THE REQUEST: Restate the data exactly as given and keep the pictures out.
[START]
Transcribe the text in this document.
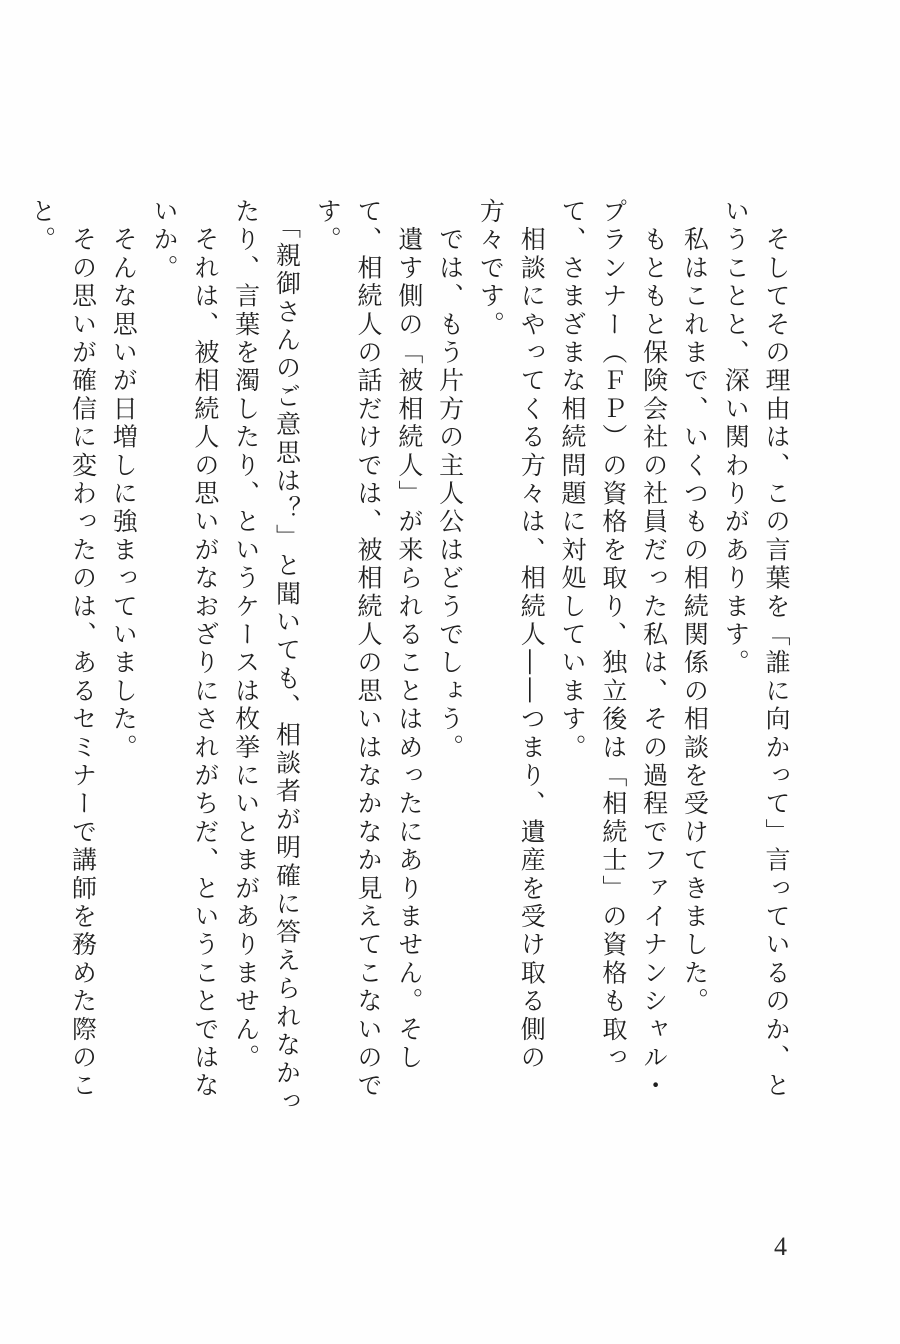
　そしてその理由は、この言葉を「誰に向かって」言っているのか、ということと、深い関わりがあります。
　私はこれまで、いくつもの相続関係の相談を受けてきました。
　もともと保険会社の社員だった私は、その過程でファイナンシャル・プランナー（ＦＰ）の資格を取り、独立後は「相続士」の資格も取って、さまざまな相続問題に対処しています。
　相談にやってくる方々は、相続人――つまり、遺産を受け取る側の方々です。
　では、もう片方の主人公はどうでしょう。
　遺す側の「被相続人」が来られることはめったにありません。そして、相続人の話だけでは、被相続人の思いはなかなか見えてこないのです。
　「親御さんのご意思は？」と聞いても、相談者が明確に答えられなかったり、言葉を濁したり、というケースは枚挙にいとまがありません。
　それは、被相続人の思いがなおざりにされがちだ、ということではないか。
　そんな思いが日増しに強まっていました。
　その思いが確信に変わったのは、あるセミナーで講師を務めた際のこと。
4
[END]
THE OUTPUT:
Transcribe the text in this document.
　そしてその理由は、この言葉を「誰に向かって」言っているのか、ということと、深い関わりがあります。
　私はこれまで、いくつもの相続関係の相談を受けてきました。
　もともと保険会社の社員だった私は、その過程でファイナンシャル・プランナー（ＦＰ）の資格を取り、独立後は「相続士」の資格も取って、さまざまな相続問題に対処しています。
　相談にやってくる方々は、相続人――つまり、遺産を受け取る側の方々です。
　では、もう片方の主人公はどうでしょう。
　遺す側の「被相続人」が来られることはめったにありません。そして、相続人の話だけでは、被相続人の思いはなかなか見えてこないのです。
　「親御さんのご意思は？」と聞いても、相談者が明確に答えられなかったり、言葉を濁したり、というケースは枚挙にいとまがありません。
　それは、被相続人の思いがなおざりにされがちだ、ということではないか。
　そんな思いが日増しに強まっていました。
　その思いが確信に変わったのは、あるセミナーで講師を務めた際のこと。
4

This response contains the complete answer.